→ **Written problem**
Give the listing again in full, exactly as written.

→ **Input for this task**
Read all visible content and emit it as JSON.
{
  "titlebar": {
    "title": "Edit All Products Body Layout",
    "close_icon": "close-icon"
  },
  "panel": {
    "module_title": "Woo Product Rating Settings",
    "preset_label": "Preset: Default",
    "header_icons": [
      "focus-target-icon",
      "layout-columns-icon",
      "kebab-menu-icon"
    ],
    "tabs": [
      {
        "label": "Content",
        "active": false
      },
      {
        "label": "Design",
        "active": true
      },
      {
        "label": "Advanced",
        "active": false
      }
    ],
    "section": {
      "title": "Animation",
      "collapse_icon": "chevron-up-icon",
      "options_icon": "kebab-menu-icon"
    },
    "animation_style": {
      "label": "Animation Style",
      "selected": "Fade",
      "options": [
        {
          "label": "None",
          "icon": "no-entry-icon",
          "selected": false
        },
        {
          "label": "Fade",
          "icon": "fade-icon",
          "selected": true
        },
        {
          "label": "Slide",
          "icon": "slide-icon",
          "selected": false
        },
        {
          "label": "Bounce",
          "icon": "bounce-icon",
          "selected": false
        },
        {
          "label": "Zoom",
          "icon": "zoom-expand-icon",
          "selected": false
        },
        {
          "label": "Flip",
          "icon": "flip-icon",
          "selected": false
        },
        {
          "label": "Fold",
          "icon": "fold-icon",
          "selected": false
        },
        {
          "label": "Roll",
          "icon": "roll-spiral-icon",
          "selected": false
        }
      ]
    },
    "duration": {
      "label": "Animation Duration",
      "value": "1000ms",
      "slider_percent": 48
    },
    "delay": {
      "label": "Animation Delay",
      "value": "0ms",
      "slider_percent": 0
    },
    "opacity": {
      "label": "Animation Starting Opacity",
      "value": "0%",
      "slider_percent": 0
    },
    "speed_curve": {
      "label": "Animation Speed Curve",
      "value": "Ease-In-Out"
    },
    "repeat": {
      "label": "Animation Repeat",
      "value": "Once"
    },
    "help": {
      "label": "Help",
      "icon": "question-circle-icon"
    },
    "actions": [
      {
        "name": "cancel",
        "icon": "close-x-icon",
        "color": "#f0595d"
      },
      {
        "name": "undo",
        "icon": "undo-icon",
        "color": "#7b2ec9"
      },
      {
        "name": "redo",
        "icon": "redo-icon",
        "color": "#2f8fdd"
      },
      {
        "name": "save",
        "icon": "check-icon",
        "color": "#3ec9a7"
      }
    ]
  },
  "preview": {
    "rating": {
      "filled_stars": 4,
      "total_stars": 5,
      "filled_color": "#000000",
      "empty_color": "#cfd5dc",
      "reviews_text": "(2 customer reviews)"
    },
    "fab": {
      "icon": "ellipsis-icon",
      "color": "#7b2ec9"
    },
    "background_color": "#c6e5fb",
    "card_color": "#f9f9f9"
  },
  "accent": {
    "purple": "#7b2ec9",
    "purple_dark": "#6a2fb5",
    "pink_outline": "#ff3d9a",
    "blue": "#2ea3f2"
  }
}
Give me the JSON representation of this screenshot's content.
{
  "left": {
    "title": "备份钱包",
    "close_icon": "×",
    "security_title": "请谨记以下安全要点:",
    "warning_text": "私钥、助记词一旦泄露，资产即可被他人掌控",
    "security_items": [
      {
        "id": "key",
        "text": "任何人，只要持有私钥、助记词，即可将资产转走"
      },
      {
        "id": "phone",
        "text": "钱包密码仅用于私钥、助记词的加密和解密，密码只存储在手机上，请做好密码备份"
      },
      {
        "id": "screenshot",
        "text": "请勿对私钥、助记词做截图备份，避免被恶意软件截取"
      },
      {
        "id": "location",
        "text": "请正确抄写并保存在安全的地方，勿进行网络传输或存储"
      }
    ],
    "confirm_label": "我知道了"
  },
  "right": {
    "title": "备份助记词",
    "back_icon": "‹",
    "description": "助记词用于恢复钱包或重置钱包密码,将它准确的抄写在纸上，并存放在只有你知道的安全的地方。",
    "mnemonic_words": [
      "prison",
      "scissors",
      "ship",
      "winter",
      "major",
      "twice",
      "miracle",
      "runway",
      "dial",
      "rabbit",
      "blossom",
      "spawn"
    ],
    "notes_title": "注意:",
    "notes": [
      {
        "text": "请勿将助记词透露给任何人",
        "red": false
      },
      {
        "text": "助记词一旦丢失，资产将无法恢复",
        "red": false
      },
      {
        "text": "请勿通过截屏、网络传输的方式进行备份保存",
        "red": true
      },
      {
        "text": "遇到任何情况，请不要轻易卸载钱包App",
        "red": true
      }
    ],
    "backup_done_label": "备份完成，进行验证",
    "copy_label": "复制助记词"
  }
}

→ **Solution to this problem**
Read all visible content and emit it as JSON.
{
  "titlebar": {
    "title": "Edit All Products Body Layout",
    "close_icon": "close-icon"
  },
  "panel": {
    "module_title": "Woo Product Rating Settings",
    "preset_label": "Preset: Default",
    "header_icons": [
      "focus-target-icon",
      "layout-columns-icon",
      "kebab-menu-icon"
    ],
    "tabs": [
      {
        "label": "Content",
        "active": false
      },
      {
        "label": "Design",
        "active": true
      },
      {
        "label": "Advanced",
        "active": false
      }
    ],
    "section": {
      "title": "Animation",
      "collapse_icon": "chevron-up-icon",
      "options_icon": "kebab-menu-icon"
    },
    "animation_style": {
      "label": "Animation Style",
      "selected": "Fade",
      "options": [
        {
          "label": "None",
          "icon": "no-entry-icon",
          "selected": false
        },
        {
          "label": "Fade",
          "icon": "fade-icon",
          "selected": true
        },
        {
          "label": "Slide",
          "icon": "slide-icon",
          "selected": false
        },
        {
          "label": "Bounce",
          "icon": "bounce-icon",
          "selected": false
        },
        {
          "label": "Zoom",
          "icon": "zoom-expand-icon",
          "selected": false
        },
        {
          "label": "Flip",
          "icon": "flip-icon",
          "selected": false
        },
        {
          "label": "Fold",
          "icon": "fold-icon",
          "selected": false
        },
        {
          "label": "Roll",
          "icon": "roll-spiral-icon",
          "selected": false
        }
      ]
    },
    "duration": {
      "label": "Animation Duration",
      "value": "1000ms",
      "slider_percent": 48
    },
    "delay": {
      "label": "Animation Delay",
      "value": "0ms",
      "slider_percent": 0
    },
    "opacity": {
      "label": "Animation Starting Opacity",
      "value": "0%",
      "slider_percent": 0
    },
    "speed_curve": {
      "label": "Animation Speed Curve",
      "value": "Ease-In-Out"
    },
    "repeat": {
      "label": "Animation Repeat",
      "value": "Once"
    },
    "help": {
      "label": "Help",
      "icon": "question-circle-icon"
    },
    "actions": [
      {
        "name": "cancel",
        "icon": "close-x-icon",
        "color": "#f0595d"
      },
      {
        "name": "undo",
        "icon": "undo-icon",
        "color": "#7b2ec9"
      },
      {
        "name": "redo",
        "icon": "redo-icon",
        "color": "#2f8fdd"
      },
      {
        "name": "save",
        "icon": "check-icon",
        "color": "#3ec9a7"
      }
    ]
  },
  "preview": {
    "rating": {
      "filled_stars": 4,
      "total_stars": 5,
      "filled_color": "#000000",
      "empty_color": "#cfd5dc",
      "reviews_text": "(2 customer reviews)"
    },
    "fab": {
      "icon": "ellipsis-icon",
      "color": "#7b2ec9"
    },
    "background_color": "#c6e5fb",
    "card_color": "#f9f9f9"
  },
  "accent": {
    "purple": "#7b2ec9",
    "purple_dark": "#6a2fb5",
    "pink_outline": "#ff3d9a",
    "blue": "#2ea3f2"
  }
}
Give me the JSON representation of this screenshot's content.
{
  "left": {
    "title": "备份钱包",
    "close_icon": "×",
    "security_title": "请谨记以下安全要点:",
    "warning_text": "私钥、助记词一旦泄露，资产即可被他人掌控",
    "security_items": [
      {
        "id": "key",
        "text": "任何人，只要持有私钥、助记词，即可将资产转走"
      },
      {
        "id": "phone",
        "text": "钱包密码仅用于私钥、助记词的加密和解密，密码只存储在手机上，请做好密码备份"
      },
      {
        "id": "screenshot",
        "text": "请勿对私钥、助记词做截图备份，避免被恶意软件截取"
      },
      {
        "id": "location",
        "text": "请正确抄写并保存在安全的地方，勿进行网络传输或存储"
      }
    ],
    "confirm_label": "我知道了"
  },
  "right": {
    "title": "备份助记词",
    "back_icon": "‹",
    "description": "助记词用于恢复钱包或重置钱包密码,将它准确的抄写在纸上，并存放在只有你知道的安全的地方。",
    "mnemonic_words": [
      "prison",
      "scissors",
      "ship",
      "winter",
      "major",
      "twice",
      "miracle",
      "runway",
      "dial",
      "rabbit",
      "blossom",
      "spawn"
    ],
    "notes_title": "注意:",
    "notes": [
      {
        "text": "请勿将助记词透露给任何人",
        "red": false
      },
      {
        "text": "助记词一旦丢失，资产将无法恢复",
        "red": false
      },
      {
        "text": "请勿通过截屏、网络传输的方式进行备份保存",
        "red": true
      },
      {
        "text": "遇到任何情况，请不要轻易卸载钱包App",
        "red": true
      }
    ],
    "backup_done_label": "备份完成，进行验证",
    "copy_label": "复制助记词"
  }
}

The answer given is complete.